--- BEGIN RECORDS PROVIDED ---

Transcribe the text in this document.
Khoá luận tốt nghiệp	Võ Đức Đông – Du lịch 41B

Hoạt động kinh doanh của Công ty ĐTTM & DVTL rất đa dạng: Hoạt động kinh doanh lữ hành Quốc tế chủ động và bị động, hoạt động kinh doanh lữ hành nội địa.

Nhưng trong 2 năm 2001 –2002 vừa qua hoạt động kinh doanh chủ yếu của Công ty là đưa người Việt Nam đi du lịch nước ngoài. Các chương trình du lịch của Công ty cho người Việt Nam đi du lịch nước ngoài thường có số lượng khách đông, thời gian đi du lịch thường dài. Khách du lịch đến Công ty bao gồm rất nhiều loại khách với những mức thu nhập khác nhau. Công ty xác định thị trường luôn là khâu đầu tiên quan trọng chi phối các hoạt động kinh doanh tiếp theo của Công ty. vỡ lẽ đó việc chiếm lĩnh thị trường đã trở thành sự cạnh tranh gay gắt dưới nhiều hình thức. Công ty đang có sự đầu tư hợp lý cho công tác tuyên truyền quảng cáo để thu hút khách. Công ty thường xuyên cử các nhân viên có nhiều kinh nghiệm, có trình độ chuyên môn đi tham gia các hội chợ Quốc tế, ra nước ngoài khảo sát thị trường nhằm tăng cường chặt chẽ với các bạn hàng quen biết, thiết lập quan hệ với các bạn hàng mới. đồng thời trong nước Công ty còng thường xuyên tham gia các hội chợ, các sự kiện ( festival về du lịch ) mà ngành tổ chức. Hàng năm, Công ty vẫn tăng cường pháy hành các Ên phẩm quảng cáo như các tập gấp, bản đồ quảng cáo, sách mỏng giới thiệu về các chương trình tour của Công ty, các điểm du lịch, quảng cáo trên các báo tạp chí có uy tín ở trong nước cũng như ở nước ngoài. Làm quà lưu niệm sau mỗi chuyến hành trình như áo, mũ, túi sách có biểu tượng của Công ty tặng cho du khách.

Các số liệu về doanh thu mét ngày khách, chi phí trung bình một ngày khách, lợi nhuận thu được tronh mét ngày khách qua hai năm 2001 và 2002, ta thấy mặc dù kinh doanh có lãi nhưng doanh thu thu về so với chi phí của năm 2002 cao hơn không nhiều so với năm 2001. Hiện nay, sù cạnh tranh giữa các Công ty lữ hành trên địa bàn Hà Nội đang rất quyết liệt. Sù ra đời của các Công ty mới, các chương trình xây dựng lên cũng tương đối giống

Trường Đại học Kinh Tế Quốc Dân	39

--- END RECORDS PROVIDED ---

TASK OBJECTIVE:
Nothing should be left out: repeat all of the data exactly.

SOLUTION TO THIS TASK:
Transcribe the text in this document.
Khoá luận tốt nghiệp	Võ Đức Đông – Du lịch 41B

Hoạt động kinh doanh của Công ty ĐTTM & DVTL rất đa dạng: Hoạt động kinh doanh lữ hành Quốc tế chủ động và bị động, hoạt động kinh doanh lữ hành nội địa.

Nhưng trong 2 năm 2001 –2002 vừa qua hoạt động kinh doanh chủ yếu của Công ty là đưa người Việt Nam đi du lịch nước ngoài. Các chương trình du lịch của Công ty cho người Việt Nam đi du lịch nước ngoài thường có số lượng khách đông, thời gian đi du lịch thường dài. Khách du lịch đến Công ty bao gồm rất nhiều loại khách với những mức thu nhập khác nhau. Công ty xác định thị trường luôn là khâu đầu tiên quan trọng chi phối các hoạt động kinh doanh tiếp theo của Công ty. vỡ lẽ đó việc chiếm lĩnh thị trường đã trở thành sự cạnh tranh gay gắt dưới nhiều hình thức. Công ty đang có sự đầu tư hợp lý cho công tác tuyên truyền quảng cáo để thu hút khách. Công ty thường xuyên cử các nhân viên có nhiều kinh nghiệm, có trình độ chuyên môn đi tham gia các hội chợ Quốc tế, ra nước ngoài khảo sát thị trường nhằm tăng cường chặt chẽ với các bạn hàng quen biết, thiết lập quan hệ với các bạn hàng mới. đồng thời trong nước Công ty còng thường xuyên tham gia các hội chợ, các sự kiện ( festival về du lịch ) mà ngành tổ chức. Hàng năm, Công ty vẫn tăng cường pháy hành các Ên phẩm quảng cáo như các tập gấp, bản đồ quảng cáo, sách mỏng giới thiệu về các chương trình tour của Công ty, các điểm du lịch, quảng cáo trên các báo tạp chí có uy tín ở trong nước cũng như ở nước ngoài. Làm quà lưu niệm sau mỗi chuyến hành trình như áo, mũ, túi sách có biểu tượng của Công ty tặng cho du khách.

Các số liệu về doanh thu mét ngày khách, chi phí trung bình một ngày khách, lợi nhuận thu được tronh mét ngày khách qua hai năm 2001 và 2002, ta thấy mặc dù kinh doanh có lãi nhưng doanh thu thu về so với chi phí của năm 2002 cao hơn không nhiều so với năm 2001. Hiện nay, sù cạnh tranh giữa các Công ty lữ hành trên địa bàn Hà Nội đang rất quyết liệt. Sù ra đời của các Công ty mới, các chương trình xây dựng lên cũng tương đối giống

Trường Đại học Kinh Tế Quốc Dân	39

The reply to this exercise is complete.